▸ **The problem**: Copy out each line of the material below with no changes.

Stored items:
╭──
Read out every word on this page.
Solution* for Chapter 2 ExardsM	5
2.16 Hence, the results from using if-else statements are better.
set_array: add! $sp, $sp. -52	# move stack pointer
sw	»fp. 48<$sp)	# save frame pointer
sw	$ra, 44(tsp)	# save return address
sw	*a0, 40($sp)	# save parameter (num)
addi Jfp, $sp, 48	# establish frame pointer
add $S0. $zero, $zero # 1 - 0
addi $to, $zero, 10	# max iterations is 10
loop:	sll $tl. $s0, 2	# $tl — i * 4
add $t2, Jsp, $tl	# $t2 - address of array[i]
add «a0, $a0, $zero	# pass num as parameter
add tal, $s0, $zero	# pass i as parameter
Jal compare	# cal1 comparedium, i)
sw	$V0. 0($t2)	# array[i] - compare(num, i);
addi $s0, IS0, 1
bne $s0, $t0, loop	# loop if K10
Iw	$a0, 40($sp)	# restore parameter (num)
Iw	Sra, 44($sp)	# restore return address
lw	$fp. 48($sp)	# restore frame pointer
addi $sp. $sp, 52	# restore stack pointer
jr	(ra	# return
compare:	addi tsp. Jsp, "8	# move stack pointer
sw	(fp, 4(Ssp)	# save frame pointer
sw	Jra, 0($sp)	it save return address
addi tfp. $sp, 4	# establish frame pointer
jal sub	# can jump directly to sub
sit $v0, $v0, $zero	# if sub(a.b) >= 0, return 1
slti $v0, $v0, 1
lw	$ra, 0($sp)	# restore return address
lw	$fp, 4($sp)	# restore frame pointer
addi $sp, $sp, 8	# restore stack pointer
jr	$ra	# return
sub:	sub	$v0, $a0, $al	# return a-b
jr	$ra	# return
╰──
▸ **Written solution**:
Read out every word on this page.
Solution* for Chapter 2 ExardsM	5
2.16 Hence, the results from using if-else statements are better.
set_array: add! $sp, $sp. -52	# move stack pointer
sw	»fp. 48<$sp)	# save frame pointer
sw	$ra, 44(tsp)	# save return address
sw	*a0, 40($sp)	# save parameter (num)
addi Jfp, $sp, 48	# establish frame pointer
add $S0. $zero, $zero # 1 - 0
addi $to, $zero, 10	# max iterations is 10
loop:	sll $tl. $s0, 2	# $tl — i * 4
add $t2, Jsp, $tl	# $t2 - address of array[i]
add «a0, $a0, $zero	# pass num as parameter
add tal, $s0, $zero	# pass i as parameter
Jal compare	# cal1 comparedium, i)
sw	$V0. 0($t2)	# array[i] - compare(num, i);
addi $s0, IS0, 1
bne $s0, $t0, loop	# loop if K10
Iw	$a0, 40($sp)	# restore parameter (num)
Iw	Sra, 44($sp)	# restore return address
lw	$fp. 48($sp)	# restore frame pointer
addi $sp. $sp, 52	# restore stack pointer
jr	(ra	# return
compare:	addi tsp. Jsp, "8	# move stack pointer
sw	(fp, 4(Ssp)	# save frame pointer
sw	Jra, 0($sp)	it save return address
addi tfp. $sp, 4	# establish frame pointer
jal sub	# can jump directly to sub
sit $v0, $v0, $zero	# if sub(a.b) >= 0, return 1
slti $v0, $v0, 1
lw	$ra, 0($sp)	# restore return address
lw	$fp, 4($sp)	# restore frame pointer
addi $sp, $sp, 8	# restore stack pointer
jr	$ra	# return
sub:	sub	$v0, $a0, $al	# return a-b
jr	$ra	# return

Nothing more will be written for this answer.